TASK REQUIREMENTS: Copy each line exactly. Leave nothing out.

##### RAW DATA #####

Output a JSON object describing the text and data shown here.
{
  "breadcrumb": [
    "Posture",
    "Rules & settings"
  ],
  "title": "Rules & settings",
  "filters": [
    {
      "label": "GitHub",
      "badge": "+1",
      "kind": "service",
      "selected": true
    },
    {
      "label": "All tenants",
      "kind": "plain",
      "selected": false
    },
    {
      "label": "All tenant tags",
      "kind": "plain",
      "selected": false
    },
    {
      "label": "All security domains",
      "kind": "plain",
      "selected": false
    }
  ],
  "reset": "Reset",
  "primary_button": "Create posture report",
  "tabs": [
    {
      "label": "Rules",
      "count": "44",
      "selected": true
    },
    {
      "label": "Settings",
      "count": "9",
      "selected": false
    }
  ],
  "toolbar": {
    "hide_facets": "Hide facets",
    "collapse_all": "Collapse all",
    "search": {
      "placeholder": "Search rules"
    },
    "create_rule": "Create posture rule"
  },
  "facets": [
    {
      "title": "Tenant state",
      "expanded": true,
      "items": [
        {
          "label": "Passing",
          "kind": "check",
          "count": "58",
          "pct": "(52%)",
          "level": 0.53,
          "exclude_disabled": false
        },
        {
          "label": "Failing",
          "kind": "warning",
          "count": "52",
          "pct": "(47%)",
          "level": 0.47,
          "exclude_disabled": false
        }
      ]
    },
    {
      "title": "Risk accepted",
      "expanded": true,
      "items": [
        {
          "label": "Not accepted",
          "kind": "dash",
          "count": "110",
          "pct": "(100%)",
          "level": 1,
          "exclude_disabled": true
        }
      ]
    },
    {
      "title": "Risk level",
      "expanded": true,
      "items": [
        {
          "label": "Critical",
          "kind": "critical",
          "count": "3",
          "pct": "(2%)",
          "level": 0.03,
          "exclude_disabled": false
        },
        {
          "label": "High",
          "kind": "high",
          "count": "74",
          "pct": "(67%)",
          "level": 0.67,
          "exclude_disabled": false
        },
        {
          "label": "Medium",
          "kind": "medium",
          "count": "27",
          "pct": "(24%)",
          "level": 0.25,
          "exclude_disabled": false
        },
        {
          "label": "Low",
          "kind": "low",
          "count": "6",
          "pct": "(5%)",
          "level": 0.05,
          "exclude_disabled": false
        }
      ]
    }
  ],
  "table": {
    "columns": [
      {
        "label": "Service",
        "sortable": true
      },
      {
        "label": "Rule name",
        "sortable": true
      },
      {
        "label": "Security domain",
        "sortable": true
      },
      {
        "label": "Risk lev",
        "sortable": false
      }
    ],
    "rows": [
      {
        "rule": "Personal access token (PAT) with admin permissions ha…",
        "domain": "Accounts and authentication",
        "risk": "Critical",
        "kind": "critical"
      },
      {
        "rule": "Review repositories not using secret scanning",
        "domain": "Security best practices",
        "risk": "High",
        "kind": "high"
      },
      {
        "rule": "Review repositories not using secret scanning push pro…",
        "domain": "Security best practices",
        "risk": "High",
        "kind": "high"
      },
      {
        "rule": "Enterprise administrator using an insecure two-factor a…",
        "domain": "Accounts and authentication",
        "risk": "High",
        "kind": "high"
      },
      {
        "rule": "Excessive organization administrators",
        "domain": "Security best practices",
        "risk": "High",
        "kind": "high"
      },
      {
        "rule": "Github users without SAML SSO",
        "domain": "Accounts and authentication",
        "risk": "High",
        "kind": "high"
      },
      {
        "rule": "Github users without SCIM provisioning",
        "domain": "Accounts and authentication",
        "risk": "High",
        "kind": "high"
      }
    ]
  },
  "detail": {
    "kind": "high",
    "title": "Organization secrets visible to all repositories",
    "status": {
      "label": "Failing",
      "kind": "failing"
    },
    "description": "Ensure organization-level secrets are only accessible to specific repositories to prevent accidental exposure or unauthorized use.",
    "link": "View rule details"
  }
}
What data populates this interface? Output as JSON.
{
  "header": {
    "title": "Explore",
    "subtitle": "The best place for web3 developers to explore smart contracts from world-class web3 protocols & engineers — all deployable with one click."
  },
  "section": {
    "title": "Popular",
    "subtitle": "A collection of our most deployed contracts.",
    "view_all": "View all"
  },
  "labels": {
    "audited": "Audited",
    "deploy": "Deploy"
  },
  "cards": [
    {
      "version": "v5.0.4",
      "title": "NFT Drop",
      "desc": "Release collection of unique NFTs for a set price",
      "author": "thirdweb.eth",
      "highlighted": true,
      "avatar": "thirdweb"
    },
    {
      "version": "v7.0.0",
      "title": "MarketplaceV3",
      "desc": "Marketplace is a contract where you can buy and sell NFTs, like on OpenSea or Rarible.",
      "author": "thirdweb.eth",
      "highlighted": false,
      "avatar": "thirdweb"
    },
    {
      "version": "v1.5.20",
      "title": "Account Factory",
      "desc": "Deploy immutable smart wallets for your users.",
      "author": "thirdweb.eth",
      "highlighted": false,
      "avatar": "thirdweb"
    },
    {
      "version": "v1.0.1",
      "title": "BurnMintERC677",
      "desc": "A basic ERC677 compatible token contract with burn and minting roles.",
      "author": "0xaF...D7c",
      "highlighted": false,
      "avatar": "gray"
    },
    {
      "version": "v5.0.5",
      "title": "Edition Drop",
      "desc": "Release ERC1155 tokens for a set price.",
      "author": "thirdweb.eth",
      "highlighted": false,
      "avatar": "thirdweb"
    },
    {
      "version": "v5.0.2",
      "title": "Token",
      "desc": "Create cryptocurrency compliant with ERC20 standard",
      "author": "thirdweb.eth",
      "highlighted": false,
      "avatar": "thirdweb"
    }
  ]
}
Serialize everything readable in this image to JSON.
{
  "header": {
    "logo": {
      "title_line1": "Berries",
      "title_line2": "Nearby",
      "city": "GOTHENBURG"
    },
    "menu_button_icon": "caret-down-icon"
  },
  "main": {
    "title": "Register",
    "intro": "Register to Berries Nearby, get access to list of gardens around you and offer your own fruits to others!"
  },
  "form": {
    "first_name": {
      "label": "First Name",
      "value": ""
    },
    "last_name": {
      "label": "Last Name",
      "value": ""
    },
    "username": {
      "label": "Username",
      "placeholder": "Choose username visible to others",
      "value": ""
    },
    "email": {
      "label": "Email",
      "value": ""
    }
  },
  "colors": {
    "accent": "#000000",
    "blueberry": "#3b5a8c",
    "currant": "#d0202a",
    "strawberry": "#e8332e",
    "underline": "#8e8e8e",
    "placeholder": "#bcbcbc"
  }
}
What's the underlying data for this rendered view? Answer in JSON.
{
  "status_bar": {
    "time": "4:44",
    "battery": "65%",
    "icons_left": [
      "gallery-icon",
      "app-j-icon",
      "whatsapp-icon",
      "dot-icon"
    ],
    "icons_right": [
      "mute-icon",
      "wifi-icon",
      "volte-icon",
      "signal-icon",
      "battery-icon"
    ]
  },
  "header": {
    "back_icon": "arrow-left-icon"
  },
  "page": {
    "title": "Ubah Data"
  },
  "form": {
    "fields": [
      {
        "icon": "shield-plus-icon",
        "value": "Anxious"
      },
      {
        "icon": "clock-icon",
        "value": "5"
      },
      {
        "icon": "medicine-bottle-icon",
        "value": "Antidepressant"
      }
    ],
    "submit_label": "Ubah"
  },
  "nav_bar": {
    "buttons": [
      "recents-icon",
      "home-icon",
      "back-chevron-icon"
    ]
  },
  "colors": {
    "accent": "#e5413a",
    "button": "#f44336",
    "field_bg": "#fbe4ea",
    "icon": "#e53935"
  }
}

#####

EXERCISE RESPONSE:
Output a JSON object describing the text and data shown here.
{
  "breadcrumb": [
    "Posture",
    "Rules & settings"
  ],
  "title": "Rules & settings",
  "filters": [
    {
      "label": "GitHub",
      "badge": "+1",
      "kind": "service",
      "selected": true
    },
    {
      "label": "All tenants",
      "kind": "plain",
      "selected": false
    },
    {
      "label": "All tenant tags",
      "kind": "plain",
      "selected": false
    },
    {
      "label": "All security domains",
      "kind": "plain",
      "selected": false
    }
  ],
  "reset": "Reset",
  "primary_button": "Create posture report",
  "tabs": [
    {
      "label": "Rules",
      "count": "44",
      "selected": true
    },
    {
      "label": "Settings",
      "count": "9",
      "selected": false
    }
  ],
  "toolbar": {
    "hide_facets": "Hide facets",
    "collapse_all": "Collapse all",
    "search": {
      "placeholder": "Search rules"
    },
    "create_rule": "Create posture rule"
  },
  "facets": [
    {
      "title": "Tenant state",
      "expanded": true,
      "items": [
        {
          "label": "Passing",
          "kind": "check",
          "count": "58",
          "pct": "(52%)",
          "level": 0.53,
          "exclude_disabled": false
        },
        {
          "label": "Failing",
          "kind": "warning",
          "count": "52",
          "pct": "(47%)",
          "level": 0.47,
          "exclude_disabled": false
        }
      ]
    },
    {
      "title": "Risk accepted",
      "expanded": true,
      "items": [
        {
          "label": "Not accepted",
          "kind": "dash",
          "count": "110",
          "pct": "(100%)",
          "level": 1,
          "exclude_disabled": true
        }
      ]
    },
    {
      "title": "Risk level",
      "expanded": true,
      "items": [
        {
          "label": "Critical",
          "kind": "critical",
          "count": "3",
          "pct": "(2%)",
          "level": 0.03,
          "exclude_disabled": false
        },
        {
          "label": "High",
          "kind": "high",
          "count": "74",
          "pct": "(67%)",
          "level": 0.67,
          "exclude_disabled": false
        },
        {
          "label": "Medium",
          "kind": "medium",
          "count": "27",
          "pct": "(24%)",
          "level": 0.25,
          "exclude_disabled": false
        },
        {
          "label": "Low",
          "kind": "low",
          "count": "6",
          "pct": "(5%)",
          "level": 0.05,
          "exclude_disabled": false
        }
      ]
    }
  ],
  "table": {
    "columns": [
      {
        "label": "Service",
        "sortable": true
      },
      {
        "label": "Rule name",
        "sortable": true
      },
      {
        "label": "Security domain",
        "sortable": true
      },
      {
        "label": "Risk lev",
        "sortable": false
      }
    ],
    "rows": [
      {
        "rule": "Personal access token (PAT) with admin permissions ha…",
        "domain": "Accounts and authentication",
        "risk": "Critical",
        "kind": "critical"
      },
      {
        "rule": "Review repositories not using secret scanning",
        "domain": "Security best practices",
        "risk": "High",
        "kind": "high"
      },
      {
        "rule": "Review repositories not using secret scanning push pro…",
        "domain": "Security best practices",
        "risk": "High",
        "kind": "high"
      },
      {
        "rule": "Enterprise administrator using an insecure two-factor a…",
        "domain": "Accounts and authentication",
        "risk": "High",
        "kind": "high"
      },
      {
        "rule": "Excessive organization administrators",
        "domain": "Security best practices",
        "risk": "High",
        "kind": "high"
      },
      {
        "rule": "Github users without SAML SSO",
        "domain": "Accounts and authentication",
        "risk": "High",
        "kind": "high"
      },
      {
        "rule": "Github users without SCIM provisioning",
        "domain": "Accounts and authentication",
        "risk": "High",
        "kind": "high"
      }
    ]
  },
  "detail": {
    "kind": "high",
    "title": "Organization secrets visible to all repositories",
    "status": {
      "label": "Failing",
      "kind": "failing"
    },
    "description": "Ensure organization-level secrets are only accessible to specific repositories to prevent accidental exposure or unauthorized use.",
    "link": "View rule details"
  }
}
What data populates this interface? Output as JSON.
{
  "header": {
    "title": "Explore",
    "subtitle": "The best place for web3 developers to explore smart contracts from world-class web3 protocols & engineers — all deployable with one click."
  },
  "section": {
    "title": "Popular",
    "subtitle": "A collection of our most deployed contracts.",
    "view_all": "View all"
  },
  "labels": {
    "audited": "Audited",
    "deploy": "Deploy"
  },
  "cards": [
    {
      "version": "v5.0.4",
      "title": "NFT Drop",
      "desc": "Release collection of unique NFTs for a set price",
      "author": "thirdweb.eth",
      "highlighted": true,
      "avatar": "thirdweb"
    },
    {
      "version": "v7.0.0",
      "title": "MarketplaceV3",
      "desc": "Marketplace is a contract where you can buy and sell NFTs, like on OpenSea or Rarible.",
      "author": "thirdweb.eth",
      "highlighted": false,
      "avatar": "thirdweb"
    },
    {
      "version": "v1.5.20",
      "title": "Account Factory",
      "desc": "Deploy immutable smart wallets for your users.",
      "author": "thirdweb.eth",
      "highlighted": false,
      "avatar": "thirdweb"
    },
    {
      "version": "v1.0.1",
      "title": "BurnMintERC677",
      "desc": "A basic ERC677 compatible token contract with burn and minting roles.",
      "author": "0xaF...D7c",
      "highlighted": false,
      "avatar": "gray"
    },
    {
      "version": "v5.0.5",
      "title": "Edition Drop",
      "desc": "Release ERC1155 tokens for a set price.",
      "author": "thirdweb.eth",
      "highlighted": false,
      "avatar": "thirdweb"
    },
    {
      "version": "v5.0.2",
      "title": "Token",
      "desc": "Create cryptocurrency compliant with ERC20 standard",
      "author": "thirdweb.eth",
      "highlighted": false,
      "avatar": "thirdweb"
    }
  ]
}
Serialize everything readable in this image to JSON.
{
  "header": {
    "logo": {
      "title_line1": "Berries",
      "title_line2": "Nearby",
      "city": "GOTHENBURG"
    },
    "menu_button_icon": "caret-down-icon"
  },
  "main": {
    "title": "Register",
    "intro": "Register to Berries Nearby, get access to list of gardens around you and offer your own fruits to others!"
  },
  "form": {
    "first_name": {
      "label": "First Name",
      "value": ""
    },
    "last_name": {
      "label": "Last Name",
      "value": ""
    },
    "username": {
      "label": "Username",
      "placeholder": "Choose username visible to others",
      "value": ""
    },
    "email": {
      "label": "Email",
      "value": ""
    }
  },
  "colors": {
    "accent": "#000000",
    "blueberry": "#3b5a8c",
    "currant": "#d0202a",
    "strawberry": "#e8332e",
    "underline": "#8e8e8e",
    "placeholder": "#bcbcbc"
  }
}
What's the underlying data for this rendered view? Answer in JSON.
{
  "status_bar": {
    "time": "4:44",
    "battery": "65%",
    "icons_left": [
      "gallery-icon",
      "app-j-icon",
      "whatsapp-icon",
      "dot-icon"
    ],
    "icons_right": [
      "mute-icon",
      "wifi-icon",
      "volte-icon",
      "signal-icon",
      "battery-icon"
    ]
  },
  "header": {
    "back_icon": "arrow-left-icon"
  },
  "page": {
    "title": "Ubah Data"
  },
  "form": {
    "fields": [
      {
        "icon": "shield-plus-icon",
        "value": "Anxious"
      },
      {
        "icon": "clock-icon",
        "value": "5"
      },
      {
        "icon": "medicine-bottle-icon",
        "value": "Antidepressant"
      }
    ],
    "submit_label": "Ubah"
  },
  "nav_bar": {
    "buttons": [
      "recents-icon",
      "home-icon",
      "back-chevron-icon"
    ]
  },
  "colors": {
    "accent": "#e5413a",
    "button": "#f44336",
    "field_bg": "#fbe4ea",
    "icon": "#e53935"
  }
}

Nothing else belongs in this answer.